• _Task data_:
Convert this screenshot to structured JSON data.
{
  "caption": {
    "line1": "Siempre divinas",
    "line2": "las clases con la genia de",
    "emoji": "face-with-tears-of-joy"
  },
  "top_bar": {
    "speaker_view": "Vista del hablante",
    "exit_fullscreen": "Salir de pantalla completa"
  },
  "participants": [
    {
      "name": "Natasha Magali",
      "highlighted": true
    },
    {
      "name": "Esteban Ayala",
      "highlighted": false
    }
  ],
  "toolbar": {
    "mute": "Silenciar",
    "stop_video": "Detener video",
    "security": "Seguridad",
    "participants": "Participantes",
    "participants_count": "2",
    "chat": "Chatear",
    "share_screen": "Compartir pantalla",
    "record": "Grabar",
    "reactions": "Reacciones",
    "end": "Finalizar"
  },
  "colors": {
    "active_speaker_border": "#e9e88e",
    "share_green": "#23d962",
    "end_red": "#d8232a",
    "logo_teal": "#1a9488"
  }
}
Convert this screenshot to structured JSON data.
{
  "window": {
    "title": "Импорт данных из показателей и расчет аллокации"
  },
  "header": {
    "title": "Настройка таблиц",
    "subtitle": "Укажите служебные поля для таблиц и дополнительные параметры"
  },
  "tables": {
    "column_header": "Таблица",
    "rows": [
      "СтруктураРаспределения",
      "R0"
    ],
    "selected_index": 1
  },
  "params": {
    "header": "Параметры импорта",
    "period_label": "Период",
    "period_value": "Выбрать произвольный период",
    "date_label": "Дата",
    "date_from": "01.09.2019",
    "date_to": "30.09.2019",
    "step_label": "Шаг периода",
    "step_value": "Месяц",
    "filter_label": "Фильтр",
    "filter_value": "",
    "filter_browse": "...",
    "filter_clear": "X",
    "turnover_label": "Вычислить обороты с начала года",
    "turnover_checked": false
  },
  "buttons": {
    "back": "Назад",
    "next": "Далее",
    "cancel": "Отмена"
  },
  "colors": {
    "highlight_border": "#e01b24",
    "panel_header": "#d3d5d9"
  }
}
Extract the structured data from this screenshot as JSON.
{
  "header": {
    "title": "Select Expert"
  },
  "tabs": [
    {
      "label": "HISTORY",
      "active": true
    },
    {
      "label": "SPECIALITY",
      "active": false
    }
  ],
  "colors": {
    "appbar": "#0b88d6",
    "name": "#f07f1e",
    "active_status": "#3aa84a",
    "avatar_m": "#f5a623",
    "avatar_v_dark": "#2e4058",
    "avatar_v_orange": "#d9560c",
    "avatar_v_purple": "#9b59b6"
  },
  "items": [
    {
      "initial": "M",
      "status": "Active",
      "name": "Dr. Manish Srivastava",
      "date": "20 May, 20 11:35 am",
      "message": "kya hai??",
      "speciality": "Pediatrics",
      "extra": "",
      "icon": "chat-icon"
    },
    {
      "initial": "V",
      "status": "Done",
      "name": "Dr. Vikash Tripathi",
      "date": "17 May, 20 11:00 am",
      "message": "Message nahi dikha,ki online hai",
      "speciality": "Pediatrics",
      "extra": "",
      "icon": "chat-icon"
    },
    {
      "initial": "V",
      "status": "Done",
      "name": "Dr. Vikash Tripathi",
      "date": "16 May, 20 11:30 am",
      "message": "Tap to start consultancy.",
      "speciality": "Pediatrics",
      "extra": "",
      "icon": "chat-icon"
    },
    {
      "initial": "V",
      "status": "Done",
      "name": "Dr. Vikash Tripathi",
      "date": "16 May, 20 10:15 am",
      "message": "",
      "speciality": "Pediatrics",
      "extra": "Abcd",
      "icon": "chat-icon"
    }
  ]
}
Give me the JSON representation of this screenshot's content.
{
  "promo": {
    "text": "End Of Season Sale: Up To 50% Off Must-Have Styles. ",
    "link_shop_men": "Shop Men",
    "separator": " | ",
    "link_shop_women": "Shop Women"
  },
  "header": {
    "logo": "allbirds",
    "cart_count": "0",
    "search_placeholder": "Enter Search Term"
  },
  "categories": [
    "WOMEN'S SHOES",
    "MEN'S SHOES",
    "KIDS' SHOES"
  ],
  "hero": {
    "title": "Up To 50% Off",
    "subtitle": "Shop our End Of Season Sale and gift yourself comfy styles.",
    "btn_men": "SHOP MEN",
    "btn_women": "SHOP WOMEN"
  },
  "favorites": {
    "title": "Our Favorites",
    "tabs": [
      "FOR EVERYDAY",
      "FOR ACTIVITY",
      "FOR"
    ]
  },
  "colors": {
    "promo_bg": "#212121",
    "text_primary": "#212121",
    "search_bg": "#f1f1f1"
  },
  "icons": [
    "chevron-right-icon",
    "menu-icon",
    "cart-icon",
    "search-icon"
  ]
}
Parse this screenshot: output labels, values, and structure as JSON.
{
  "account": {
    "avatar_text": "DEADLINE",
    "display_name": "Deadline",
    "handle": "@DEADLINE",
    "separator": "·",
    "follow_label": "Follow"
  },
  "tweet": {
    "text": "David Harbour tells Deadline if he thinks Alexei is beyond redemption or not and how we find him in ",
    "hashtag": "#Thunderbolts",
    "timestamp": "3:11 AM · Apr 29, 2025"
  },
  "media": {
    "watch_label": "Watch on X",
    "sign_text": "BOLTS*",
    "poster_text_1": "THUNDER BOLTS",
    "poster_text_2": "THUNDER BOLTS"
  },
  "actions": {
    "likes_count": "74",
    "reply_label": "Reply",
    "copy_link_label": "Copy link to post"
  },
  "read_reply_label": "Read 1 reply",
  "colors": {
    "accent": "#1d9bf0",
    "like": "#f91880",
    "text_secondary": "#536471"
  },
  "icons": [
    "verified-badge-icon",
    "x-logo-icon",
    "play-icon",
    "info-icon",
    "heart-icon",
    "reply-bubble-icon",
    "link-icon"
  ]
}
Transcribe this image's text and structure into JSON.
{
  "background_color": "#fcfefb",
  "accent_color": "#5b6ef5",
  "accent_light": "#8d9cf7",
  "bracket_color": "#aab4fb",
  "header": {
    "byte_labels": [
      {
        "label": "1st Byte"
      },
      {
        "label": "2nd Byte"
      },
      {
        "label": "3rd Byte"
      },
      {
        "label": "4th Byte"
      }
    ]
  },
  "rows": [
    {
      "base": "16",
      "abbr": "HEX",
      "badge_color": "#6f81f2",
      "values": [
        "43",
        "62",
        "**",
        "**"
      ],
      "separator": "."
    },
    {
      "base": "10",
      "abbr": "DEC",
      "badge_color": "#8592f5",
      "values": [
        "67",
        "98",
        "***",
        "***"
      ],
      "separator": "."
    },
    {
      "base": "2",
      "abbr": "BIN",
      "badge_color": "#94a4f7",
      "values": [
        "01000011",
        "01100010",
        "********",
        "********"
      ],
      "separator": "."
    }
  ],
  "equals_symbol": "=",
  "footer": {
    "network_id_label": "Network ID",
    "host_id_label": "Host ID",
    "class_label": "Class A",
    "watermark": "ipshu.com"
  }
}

• _What you need to do_: List all lines where "pantalla" occurs.

• _Answer to this task_:
    "exit_fullscreen": "Salir de pantalla completa"
    "share_screen": "Compartir pantalla",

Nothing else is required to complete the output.